» EXERCISE PROMPT: Filter the data below for the string "prefix" and copy each matching line.

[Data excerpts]
══════

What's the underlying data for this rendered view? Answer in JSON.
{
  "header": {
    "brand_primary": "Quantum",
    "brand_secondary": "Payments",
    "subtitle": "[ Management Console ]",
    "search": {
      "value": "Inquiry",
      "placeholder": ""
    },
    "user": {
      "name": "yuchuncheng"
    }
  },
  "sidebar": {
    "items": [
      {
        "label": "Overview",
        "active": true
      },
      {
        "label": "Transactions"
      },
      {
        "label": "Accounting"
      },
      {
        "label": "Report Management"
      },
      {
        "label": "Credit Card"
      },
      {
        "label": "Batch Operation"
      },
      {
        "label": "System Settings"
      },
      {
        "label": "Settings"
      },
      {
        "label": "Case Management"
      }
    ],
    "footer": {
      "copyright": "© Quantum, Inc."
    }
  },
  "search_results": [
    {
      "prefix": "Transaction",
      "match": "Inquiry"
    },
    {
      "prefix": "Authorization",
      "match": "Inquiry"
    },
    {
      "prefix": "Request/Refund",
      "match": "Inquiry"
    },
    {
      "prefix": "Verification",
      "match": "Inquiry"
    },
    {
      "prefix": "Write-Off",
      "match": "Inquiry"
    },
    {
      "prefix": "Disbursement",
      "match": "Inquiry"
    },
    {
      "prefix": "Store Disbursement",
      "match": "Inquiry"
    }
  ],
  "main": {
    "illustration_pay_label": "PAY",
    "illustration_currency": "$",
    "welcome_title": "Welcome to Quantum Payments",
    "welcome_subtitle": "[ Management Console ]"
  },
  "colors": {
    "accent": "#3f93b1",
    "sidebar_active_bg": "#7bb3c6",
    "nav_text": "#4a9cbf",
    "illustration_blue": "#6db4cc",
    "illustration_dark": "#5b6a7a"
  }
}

══════

» TASK SOLUTION:
      "prefix": "Transaction",
      "prefix": "Authorization",
      "prefix": "Request/Refund",
      "prefix": "Verification",
      "prefix": "Write-Off",
      "prefix": "Disbursement",
      "prefix": "Store Disbursement",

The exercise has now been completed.